STORED DATA:

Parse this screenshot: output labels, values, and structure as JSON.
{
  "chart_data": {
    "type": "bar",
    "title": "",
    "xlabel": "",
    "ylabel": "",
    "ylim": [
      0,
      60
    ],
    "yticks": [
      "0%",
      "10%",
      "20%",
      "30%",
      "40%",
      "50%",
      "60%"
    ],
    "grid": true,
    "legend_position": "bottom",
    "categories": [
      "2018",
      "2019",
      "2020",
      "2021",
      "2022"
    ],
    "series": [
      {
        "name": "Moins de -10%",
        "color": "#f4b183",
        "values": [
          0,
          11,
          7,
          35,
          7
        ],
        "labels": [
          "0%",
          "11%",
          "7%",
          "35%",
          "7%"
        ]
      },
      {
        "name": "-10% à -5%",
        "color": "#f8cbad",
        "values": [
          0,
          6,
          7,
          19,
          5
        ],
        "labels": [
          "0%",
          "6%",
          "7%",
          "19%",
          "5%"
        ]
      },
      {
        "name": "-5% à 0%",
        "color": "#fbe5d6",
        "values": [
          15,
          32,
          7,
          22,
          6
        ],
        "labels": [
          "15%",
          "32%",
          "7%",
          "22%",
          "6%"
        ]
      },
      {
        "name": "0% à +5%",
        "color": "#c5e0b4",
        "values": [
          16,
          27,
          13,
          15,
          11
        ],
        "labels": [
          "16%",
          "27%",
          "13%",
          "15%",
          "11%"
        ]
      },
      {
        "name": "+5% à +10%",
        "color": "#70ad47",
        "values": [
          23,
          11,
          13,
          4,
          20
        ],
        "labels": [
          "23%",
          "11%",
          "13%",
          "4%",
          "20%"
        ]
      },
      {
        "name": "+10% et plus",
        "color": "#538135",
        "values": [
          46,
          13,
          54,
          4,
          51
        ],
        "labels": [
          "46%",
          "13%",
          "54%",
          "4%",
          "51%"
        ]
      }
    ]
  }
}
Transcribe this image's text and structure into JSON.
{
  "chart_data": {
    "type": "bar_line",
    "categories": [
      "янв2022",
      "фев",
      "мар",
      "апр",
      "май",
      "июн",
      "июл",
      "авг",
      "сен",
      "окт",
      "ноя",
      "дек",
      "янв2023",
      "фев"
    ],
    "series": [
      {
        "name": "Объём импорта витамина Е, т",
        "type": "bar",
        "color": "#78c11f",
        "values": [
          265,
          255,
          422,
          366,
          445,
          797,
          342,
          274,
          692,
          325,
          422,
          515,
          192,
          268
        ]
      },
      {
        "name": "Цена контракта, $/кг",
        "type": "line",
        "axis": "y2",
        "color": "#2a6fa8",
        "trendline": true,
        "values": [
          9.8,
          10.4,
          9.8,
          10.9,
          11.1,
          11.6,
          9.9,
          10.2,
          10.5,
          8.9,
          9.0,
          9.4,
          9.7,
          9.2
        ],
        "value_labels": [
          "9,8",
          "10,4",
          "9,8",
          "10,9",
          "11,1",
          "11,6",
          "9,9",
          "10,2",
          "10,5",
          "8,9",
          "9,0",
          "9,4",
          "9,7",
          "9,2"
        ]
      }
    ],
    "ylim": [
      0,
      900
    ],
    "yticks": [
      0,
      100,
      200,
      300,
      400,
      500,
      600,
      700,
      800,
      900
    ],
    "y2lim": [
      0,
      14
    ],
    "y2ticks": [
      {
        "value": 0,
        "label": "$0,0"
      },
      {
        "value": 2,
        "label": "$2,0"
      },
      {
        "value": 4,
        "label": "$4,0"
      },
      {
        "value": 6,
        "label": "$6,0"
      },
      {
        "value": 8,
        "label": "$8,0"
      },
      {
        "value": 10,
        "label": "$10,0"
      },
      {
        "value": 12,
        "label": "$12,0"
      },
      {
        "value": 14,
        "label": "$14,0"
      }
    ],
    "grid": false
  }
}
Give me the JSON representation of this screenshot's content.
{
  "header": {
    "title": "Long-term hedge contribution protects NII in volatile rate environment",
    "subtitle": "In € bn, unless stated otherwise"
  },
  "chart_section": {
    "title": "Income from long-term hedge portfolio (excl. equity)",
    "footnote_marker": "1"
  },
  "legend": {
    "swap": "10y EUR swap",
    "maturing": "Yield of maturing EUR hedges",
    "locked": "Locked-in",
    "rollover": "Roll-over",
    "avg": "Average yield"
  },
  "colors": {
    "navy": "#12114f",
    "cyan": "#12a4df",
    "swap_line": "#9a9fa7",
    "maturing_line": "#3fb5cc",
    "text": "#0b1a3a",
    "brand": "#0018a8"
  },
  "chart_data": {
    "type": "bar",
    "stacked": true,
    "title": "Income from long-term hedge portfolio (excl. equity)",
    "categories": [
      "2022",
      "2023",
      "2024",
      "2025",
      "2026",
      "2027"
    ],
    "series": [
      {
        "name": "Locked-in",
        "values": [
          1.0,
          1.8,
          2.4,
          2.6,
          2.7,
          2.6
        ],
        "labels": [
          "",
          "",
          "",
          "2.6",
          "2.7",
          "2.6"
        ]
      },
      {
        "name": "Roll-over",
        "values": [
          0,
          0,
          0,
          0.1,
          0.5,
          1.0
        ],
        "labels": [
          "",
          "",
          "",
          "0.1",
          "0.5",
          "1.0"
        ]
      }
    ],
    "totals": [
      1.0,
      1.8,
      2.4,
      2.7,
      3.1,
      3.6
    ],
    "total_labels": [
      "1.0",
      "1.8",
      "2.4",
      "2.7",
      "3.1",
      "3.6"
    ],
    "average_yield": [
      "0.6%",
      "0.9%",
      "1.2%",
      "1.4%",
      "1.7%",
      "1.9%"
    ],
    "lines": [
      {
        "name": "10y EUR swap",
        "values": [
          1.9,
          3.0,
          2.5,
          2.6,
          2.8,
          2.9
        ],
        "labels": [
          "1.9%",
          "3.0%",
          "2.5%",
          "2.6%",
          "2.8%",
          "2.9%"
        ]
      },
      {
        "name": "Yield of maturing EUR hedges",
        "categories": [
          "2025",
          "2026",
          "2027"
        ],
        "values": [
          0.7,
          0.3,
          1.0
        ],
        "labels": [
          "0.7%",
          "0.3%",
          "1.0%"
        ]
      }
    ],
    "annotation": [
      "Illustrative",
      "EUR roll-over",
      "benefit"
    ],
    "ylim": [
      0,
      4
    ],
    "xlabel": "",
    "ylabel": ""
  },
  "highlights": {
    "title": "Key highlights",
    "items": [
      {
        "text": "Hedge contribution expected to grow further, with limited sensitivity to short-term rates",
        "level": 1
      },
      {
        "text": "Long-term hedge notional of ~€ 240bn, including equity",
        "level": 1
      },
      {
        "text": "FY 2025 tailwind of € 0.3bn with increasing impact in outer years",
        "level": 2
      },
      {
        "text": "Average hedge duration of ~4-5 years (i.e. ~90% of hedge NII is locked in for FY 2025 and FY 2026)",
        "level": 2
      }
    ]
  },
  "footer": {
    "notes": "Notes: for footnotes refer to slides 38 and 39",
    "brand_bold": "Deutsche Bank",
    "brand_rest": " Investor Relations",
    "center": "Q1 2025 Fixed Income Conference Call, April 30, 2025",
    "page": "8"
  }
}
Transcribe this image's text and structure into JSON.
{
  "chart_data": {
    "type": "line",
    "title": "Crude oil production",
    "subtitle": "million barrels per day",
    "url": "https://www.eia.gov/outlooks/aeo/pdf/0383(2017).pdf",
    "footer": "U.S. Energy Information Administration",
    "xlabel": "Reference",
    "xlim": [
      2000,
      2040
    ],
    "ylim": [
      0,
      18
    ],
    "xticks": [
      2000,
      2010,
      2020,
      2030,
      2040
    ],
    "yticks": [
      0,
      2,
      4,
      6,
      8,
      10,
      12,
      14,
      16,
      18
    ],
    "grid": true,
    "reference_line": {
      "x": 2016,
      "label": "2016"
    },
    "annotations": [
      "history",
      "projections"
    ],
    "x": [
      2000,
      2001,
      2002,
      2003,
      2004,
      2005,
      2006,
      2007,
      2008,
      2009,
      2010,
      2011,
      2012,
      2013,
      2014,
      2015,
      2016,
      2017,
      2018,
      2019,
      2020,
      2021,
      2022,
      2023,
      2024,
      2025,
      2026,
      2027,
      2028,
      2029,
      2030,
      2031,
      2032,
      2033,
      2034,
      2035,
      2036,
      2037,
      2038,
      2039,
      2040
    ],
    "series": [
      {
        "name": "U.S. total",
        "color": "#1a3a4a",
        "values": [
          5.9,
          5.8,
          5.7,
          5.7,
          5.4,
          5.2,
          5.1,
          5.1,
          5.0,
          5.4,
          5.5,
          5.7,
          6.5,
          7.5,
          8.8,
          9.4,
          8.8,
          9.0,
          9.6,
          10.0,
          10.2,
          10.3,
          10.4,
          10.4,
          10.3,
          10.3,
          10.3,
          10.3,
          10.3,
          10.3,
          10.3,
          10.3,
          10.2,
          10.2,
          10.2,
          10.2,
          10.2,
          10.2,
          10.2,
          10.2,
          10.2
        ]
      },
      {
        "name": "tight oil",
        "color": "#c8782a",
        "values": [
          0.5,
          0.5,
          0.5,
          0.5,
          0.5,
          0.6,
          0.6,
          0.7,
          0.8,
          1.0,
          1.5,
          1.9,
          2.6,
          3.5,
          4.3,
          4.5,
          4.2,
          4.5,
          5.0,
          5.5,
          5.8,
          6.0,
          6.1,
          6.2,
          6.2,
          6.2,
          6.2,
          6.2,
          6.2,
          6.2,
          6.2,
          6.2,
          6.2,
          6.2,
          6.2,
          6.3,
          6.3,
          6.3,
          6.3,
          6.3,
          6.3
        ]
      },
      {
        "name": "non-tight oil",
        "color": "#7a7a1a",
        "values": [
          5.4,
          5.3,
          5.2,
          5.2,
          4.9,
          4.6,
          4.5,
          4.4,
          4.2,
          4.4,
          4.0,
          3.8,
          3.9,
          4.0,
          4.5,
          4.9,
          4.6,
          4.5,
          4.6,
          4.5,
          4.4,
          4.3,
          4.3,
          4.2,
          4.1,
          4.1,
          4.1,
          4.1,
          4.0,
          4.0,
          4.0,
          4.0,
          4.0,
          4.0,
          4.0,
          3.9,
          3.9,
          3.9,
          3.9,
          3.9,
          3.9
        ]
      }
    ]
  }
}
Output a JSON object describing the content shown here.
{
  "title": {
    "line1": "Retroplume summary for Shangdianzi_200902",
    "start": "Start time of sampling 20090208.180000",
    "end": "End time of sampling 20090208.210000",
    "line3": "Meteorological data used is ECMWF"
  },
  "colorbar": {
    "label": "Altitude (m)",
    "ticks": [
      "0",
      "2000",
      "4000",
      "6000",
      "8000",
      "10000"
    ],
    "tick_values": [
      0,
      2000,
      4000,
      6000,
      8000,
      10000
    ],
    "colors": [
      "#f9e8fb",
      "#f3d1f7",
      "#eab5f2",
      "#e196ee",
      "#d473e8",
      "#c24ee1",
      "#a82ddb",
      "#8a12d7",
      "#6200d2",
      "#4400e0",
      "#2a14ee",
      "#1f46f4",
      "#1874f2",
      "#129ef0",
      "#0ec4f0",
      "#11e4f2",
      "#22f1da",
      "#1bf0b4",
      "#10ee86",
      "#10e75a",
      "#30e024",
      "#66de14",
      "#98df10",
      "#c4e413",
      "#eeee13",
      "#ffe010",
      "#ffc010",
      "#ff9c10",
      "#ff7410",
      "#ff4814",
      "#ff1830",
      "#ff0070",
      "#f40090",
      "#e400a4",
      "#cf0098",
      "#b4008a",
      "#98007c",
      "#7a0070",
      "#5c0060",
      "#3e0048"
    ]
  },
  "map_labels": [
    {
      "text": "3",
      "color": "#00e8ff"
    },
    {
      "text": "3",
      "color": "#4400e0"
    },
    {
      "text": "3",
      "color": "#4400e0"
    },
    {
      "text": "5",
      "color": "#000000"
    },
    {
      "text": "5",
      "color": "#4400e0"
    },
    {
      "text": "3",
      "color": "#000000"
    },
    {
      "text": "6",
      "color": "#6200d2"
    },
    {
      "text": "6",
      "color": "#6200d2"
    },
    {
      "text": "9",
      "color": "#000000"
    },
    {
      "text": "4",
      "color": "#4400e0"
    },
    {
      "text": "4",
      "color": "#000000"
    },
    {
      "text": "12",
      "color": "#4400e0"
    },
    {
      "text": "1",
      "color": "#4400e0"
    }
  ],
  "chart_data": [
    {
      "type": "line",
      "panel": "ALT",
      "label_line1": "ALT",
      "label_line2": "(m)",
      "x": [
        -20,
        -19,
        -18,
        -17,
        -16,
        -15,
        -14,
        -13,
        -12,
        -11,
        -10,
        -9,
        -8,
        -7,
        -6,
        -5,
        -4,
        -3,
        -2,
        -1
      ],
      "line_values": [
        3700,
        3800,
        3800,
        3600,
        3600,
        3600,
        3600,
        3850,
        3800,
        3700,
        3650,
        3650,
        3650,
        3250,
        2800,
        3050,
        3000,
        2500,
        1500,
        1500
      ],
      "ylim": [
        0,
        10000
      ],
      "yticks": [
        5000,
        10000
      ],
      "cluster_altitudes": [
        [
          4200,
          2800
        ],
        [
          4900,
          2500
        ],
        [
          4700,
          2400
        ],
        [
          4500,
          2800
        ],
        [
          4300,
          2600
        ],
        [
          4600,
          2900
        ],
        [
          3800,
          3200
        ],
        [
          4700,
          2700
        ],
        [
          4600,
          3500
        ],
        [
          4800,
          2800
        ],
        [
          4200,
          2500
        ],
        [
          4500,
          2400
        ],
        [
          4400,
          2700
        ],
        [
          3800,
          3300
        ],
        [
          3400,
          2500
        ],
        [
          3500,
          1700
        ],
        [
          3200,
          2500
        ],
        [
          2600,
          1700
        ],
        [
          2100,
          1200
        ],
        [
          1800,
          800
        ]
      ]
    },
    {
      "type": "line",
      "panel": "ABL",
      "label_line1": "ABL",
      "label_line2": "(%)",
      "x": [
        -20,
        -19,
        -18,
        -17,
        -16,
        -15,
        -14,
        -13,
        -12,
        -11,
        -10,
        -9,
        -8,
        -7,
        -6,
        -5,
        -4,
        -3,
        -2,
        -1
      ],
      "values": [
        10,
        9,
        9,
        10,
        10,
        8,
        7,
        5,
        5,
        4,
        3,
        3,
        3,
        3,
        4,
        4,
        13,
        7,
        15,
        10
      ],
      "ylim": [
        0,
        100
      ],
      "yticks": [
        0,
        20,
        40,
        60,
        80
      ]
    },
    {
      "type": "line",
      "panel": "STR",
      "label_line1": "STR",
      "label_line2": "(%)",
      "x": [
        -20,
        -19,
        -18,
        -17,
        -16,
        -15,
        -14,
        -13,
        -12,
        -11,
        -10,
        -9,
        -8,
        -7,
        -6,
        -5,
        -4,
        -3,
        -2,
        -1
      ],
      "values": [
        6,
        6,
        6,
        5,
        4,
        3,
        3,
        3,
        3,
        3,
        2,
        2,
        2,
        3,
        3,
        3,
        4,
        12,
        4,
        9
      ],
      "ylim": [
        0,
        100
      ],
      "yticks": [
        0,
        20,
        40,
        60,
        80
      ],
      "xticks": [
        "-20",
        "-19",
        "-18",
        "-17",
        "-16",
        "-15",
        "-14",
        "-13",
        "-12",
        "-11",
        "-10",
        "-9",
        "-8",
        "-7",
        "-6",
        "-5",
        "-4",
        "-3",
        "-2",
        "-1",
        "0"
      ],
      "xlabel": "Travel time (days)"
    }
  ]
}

TASK DIRECTIONS: State the count of lines in the data holding the word "with", adding nothing to it.

RESPONSE TO THIS TASK: 2